What is asked
Every line that holds the string "from" is to be identified and copied.
········
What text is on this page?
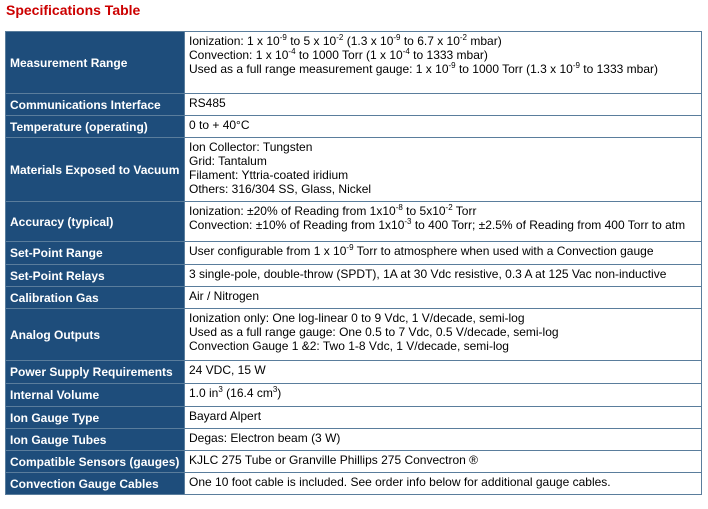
Specifications Table
Measurement Range	Ionization: 1 x $10^{-9}$ to 5 x $10^{-2}$ (1.3 x $10^{-9}$ to 6.7 x $10^{-2}$ mbar)
Convection: 1 x $10^{-4}$ to 1000 Torr (1 x $10^{-4}$ to 1333 mbar)
Used as a full range measurement gauge: 1 x $10^{-9}$ to 1000 Torr (1.3 x $10^{-9}$ to 1333 mbar)

Communications Interface	RS485

Temperature (operating)	0 to + 40°C

Materials Exposed to Vacuum	Ion Collector: Tungsten
Grid: Tantalum
Filament: Yttria-coated iridium
Others: 316/304 SS, Glass, Nickel

Accuracy (typical)	Ionization: ±20% of Reading from $1x10^{-8}$ to $5x10^{-2}$ Torr
Convection: ±10% of Reading from $1x10^{-3}$ to 400 Torr; ±2.5% of Reading from 400 Torr to atm

Set-Point Range	User configurable from 1 x $10^{-9}$ Torr to atmosphere when used with a Convection gauge

Set-Point Relays	3 single-pole, double-throw (SPDT), 1A at 30 Vdc resistive, 0.3 A at 125 Vac non-inductive

Calibration Gas	Air / Nitrogen

Analog Outputs	Ionization only: One log-linear 0 to 9 Vdc, 1 V/decade, semi-log
Used as a full range gauge: One 0.5 to 7 Vdc, 0.5 V/decade, semi-log
Convection Gauge 1 &2: Two 1-8 Vdc, 1 V/decade, semi-log

Power Supply Requirements	24 VDC, 15 W

Internal Volume	1.0 $in^3$ (16.4 $cm^3$)

Ion Gauge Type	Bayard Alpert

Ion Gauge Tubes	Degas: Electron beam (3 W)

Compatible Sensors (gauges)	KJLC 275 Tube or Granville Phillips 275 Convectron ®

Convection Gauge Cables	One 10 foot cable is included. See order info below for additional gauge cables.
········
Finished task
Accuracy (typical)	Ionization: ±20% of Reading from $1x10^{-8}$ to $5x10^{-2}$ Torr
Convection: ±10% of Reading from $1x10^{-3}$ to 400 Torr; ±2.5% of Reading from 400 Torr to atm
Set-Point Range	User configurable from 1 x $10^{-9}$ Torr to atmosphere when used with a Convection gauge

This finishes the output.